(Records from a dataset)
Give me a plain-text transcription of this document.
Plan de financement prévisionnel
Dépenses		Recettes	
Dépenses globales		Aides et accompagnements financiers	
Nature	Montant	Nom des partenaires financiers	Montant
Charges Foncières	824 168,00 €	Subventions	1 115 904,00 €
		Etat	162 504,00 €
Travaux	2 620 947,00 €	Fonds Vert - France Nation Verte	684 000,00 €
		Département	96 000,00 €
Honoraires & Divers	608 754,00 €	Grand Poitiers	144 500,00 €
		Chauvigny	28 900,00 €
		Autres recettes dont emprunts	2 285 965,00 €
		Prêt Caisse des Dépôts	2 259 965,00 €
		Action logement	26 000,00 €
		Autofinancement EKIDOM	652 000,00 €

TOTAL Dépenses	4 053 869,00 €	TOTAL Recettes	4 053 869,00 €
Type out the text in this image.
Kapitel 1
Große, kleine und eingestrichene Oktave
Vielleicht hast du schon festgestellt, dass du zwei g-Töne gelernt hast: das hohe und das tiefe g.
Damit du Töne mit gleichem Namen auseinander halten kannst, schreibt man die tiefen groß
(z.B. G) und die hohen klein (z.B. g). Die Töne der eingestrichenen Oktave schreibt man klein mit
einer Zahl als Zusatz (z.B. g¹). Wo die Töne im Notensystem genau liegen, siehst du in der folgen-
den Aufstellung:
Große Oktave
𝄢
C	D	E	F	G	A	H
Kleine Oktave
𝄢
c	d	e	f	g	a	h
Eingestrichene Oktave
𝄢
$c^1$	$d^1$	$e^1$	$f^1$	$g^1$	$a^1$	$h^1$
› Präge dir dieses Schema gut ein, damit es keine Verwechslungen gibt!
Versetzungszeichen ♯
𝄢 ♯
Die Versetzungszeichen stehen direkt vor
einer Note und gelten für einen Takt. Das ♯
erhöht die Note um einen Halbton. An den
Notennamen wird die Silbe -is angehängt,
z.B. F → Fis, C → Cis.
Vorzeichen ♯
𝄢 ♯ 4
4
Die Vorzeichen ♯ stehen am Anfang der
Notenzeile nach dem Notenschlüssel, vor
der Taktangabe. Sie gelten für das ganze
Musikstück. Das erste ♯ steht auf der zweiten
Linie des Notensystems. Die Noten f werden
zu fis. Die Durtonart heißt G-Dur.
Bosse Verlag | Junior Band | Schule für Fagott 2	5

◆ WHAT YOU SHOULD DO
Search the data for "Vorzeichen". Copy every line that has it.

◆ CORRECT ANSWER
Vorzeichen ♯
Die Vorzeichen ♯ stehen am Anfang der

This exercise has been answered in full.